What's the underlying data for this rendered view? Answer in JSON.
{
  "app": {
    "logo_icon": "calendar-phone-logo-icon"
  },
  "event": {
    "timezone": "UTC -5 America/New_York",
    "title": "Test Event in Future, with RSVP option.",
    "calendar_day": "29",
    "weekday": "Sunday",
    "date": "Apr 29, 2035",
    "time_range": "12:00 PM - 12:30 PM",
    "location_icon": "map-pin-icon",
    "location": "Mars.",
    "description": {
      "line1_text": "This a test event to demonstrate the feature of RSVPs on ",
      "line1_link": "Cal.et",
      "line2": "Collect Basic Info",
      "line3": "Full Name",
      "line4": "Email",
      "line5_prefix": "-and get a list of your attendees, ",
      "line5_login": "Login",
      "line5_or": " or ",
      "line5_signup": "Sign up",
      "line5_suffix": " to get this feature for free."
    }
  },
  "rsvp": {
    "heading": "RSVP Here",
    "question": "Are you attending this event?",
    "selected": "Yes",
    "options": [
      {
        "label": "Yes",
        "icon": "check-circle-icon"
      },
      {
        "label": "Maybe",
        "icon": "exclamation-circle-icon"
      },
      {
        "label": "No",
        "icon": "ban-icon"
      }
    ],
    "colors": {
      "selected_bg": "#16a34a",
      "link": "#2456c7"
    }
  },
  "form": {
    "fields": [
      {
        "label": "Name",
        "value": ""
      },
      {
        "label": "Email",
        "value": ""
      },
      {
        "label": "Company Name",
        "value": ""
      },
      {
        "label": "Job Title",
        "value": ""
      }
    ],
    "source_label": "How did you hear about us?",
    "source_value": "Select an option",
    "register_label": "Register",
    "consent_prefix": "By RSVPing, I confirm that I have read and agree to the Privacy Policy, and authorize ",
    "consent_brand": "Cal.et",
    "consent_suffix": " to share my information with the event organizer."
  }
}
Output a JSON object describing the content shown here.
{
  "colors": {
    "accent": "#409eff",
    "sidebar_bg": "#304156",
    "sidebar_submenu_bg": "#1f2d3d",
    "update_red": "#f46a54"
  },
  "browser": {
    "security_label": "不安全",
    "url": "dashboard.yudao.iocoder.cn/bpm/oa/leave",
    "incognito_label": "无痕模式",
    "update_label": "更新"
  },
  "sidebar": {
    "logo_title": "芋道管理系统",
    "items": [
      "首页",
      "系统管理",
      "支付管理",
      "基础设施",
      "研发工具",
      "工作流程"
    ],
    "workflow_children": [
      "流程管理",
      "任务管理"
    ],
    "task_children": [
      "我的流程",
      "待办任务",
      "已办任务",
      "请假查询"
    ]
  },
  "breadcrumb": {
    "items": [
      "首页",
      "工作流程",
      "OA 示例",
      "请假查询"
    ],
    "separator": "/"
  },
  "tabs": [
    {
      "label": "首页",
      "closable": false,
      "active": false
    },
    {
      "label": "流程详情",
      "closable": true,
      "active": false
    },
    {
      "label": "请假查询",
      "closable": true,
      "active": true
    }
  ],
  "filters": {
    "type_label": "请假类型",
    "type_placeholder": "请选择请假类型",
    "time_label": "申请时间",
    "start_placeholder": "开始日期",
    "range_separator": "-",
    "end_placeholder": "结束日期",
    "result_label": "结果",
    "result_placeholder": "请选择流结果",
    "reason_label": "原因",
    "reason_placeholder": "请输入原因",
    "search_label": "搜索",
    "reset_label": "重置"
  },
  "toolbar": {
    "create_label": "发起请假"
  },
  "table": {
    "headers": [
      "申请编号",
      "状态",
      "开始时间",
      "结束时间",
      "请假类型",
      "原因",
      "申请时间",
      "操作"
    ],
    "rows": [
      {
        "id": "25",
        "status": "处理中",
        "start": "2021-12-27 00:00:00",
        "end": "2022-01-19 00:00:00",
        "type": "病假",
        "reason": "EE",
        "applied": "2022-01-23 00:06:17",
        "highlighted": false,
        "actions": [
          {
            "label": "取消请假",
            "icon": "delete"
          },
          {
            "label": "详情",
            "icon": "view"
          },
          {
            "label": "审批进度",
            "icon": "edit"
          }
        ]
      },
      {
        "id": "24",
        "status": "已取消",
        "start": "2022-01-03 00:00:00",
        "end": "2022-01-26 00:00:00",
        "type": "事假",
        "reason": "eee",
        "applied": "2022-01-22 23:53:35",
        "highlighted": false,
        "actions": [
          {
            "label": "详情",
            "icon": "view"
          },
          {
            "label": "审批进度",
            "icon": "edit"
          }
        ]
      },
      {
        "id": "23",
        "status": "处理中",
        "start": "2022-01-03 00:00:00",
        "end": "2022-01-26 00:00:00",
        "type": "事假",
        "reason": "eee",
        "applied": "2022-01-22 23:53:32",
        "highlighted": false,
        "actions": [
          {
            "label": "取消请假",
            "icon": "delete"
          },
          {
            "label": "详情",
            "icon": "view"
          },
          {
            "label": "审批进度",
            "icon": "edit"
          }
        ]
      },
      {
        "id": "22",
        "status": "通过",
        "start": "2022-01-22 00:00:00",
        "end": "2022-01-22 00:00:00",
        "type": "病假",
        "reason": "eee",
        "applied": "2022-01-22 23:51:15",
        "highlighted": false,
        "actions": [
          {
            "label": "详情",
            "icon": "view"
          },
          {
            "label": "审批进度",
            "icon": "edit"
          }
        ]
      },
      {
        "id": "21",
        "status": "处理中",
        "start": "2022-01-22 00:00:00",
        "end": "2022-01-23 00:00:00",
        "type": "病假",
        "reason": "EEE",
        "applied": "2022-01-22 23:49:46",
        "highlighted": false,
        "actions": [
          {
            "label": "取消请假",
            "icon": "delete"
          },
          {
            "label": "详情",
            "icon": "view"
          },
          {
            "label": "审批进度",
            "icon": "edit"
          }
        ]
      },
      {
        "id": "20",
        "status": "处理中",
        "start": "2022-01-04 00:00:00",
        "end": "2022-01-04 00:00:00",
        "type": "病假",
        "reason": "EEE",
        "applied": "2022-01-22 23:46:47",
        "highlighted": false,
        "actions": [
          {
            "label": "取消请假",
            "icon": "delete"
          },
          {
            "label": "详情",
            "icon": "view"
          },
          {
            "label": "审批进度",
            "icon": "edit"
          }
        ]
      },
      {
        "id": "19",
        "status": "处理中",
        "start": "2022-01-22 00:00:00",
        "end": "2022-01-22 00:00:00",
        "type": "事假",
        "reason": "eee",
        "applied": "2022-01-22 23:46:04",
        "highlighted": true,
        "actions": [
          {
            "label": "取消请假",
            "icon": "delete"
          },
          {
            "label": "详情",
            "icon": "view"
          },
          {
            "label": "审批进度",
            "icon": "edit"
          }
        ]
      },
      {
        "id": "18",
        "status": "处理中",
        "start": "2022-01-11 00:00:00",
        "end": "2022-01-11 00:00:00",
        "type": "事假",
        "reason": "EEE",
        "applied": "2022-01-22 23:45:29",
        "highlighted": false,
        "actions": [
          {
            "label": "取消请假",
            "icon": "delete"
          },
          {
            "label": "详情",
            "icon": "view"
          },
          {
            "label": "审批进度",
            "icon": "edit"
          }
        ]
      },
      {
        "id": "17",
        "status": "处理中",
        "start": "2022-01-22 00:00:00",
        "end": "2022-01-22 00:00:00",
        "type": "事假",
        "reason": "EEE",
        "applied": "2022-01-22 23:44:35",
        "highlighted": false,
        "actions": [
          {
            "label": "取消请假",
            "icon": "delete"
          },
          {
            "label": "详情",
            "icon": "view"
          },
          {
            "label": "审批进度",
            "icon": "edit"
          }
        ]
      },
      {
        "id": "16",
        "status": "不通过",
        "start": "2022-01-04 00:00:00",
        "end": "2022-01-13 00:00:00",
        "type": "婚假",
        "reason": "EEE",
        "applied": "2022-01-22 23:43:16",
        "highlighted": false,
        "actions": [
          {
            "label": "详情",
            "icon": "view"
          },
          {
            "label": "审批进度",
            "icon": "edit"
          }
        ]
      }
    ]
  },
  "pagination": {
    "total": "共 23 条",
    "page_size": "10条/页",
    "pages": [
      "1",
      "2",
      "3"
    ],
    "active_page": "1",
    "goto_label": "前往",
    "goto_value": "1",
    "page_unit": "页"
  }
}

Exercise brief:
Read the entries above, then pull out the lines that include "feature".

Result:
      "line1_text": "This a test event to demonstrate the feature of RSVPs on ",
      "line5_suffix": " to get this feature for free."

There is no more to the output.